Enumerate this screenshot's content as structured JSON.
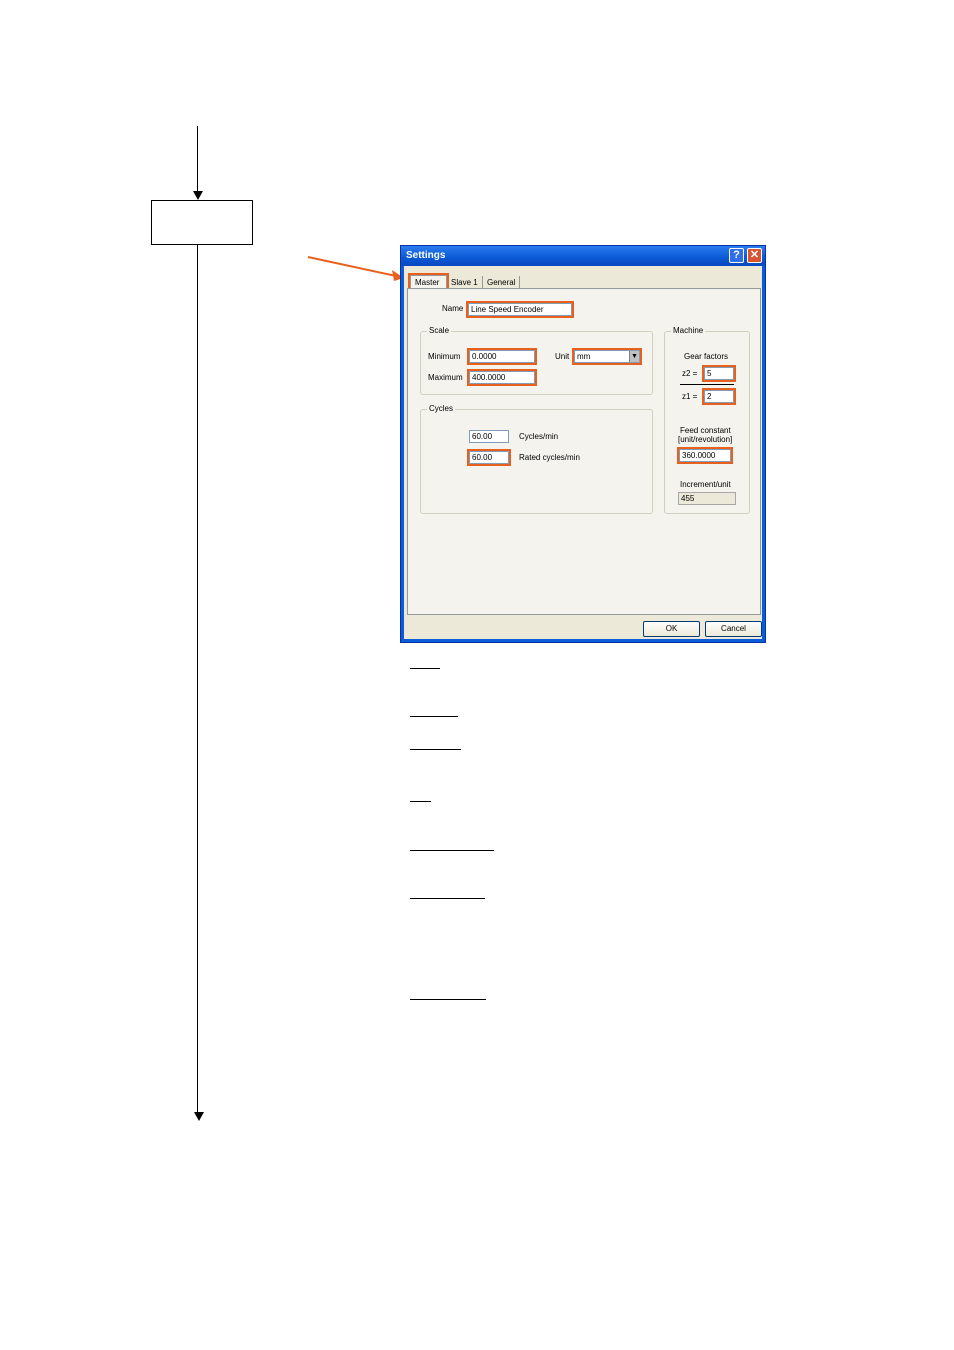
{
  "dialog": {
    "title": "Settings",
    "help_glyph": "?",
    "close_glyph": "✕",
    "tabs": [
      {
        "label": "Master",
        "active": true
      },
      {
        "label": "Slave 1",
        "active": false
      },
      {
        "label": "General",
        "active": false
      }
    ],
    "name_label": "Name",
    "name_value": "Line Speed Encoder",
    "scale": {
      "title": "Scale",
      "minimum_label": "Minimum",
      "minimum_value": "0.0000",
      "maximum_label": "Maximum",
      "maximum_value": "400.0000",
      "unit_label": "Unit",
      "unit_value": "mm"
    },
    "cycles": {
      "title": "Cycles",
      "cycles_value": "60.00",
      "cycles_label": "Cycles/min",
      "rated_value": "60.00",
      "rated_label": "Rated cycles/min"
    },
    "machine": {
      "title": "Machine",
      "gear_factors_label": "Gear factors",
      "z2_label": "z2 =",
      "z2_value": "5",
      "z1_label": "z1 =",
      "z1_value": "2",
      "feed_constant_label": "Feed constant",
      "feed_constant_unit": "[unit/revolution]",
      "feed_constant_value": "360.0000",
      "increment_label": "Increment/unit",
      "increment_value": "455"
    },
    "ok_label": "OK",
    "cancel_label": "Cancel"
  },
  "colors": {
    "highlight": "#e8601c",
    "titlebar": "#0a58d4",
    "dialog_bg": "#ece9d8"
  }
}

→ YOUR OBJECTIVE
Please set down each line of the data above exactly as written, without the pictures.

→ OUTPUT FOR THIS TASK
Enumerate this screenshot's content as structured JSON.
{
  "dialog": {
    "title": "Settings",
    "help_glyph": "?",
    "close_glyph": "✕",
    "tabs": [
      {
        "label": "Master",
        "active": true
      },
      {
        "label": "Slave 1",
        "active": false
      },
      {
        "label": "General",
        "active": false
      }
    ],
    "name_label": "Name",
    "name_value": "Line Speed Encoder",
    "scale": {
      "title": "Scale",
      "minimum_label": "Minimum",
      "minimum_value": "0.0000",
      "maximum_label": "Maximum",
      "maximum_value": "400.0000",
      "unit_label": "Unit",
      "unit_value": "mm"
    },
    "cycles": {
      "title": "Cycles",
      "cycles_value": "60.00",
      "cycles_label": "Cycles/min",
      "rated_value": "60.00",
      "rated_label": "Rated cycles/min"
    },
    "machine": {
      "title": "Machine",
      "gear_factors_label": "Gear factors",
      "z2_label": "z2 =",
      "z2_value": "5",
      "z1_label": "z1 =",
      "z1_value": "2",
      "feed_constant_label": "Feed constant",
      "feed_constant_unit": "[unit/revolution]",
      "feed_constant_value": "360.0000",
      "increment_label": "Increment/unit",
      "increment_value": "455"
    },
    "ok_label": "OK",
    "cancel_label": "Cancel"
  },
  "colors": {
    "highlight": "#e8601c",
    "titlebar": "#0a58d4",
    "dialog_bg": "#ece9d8"
  }
}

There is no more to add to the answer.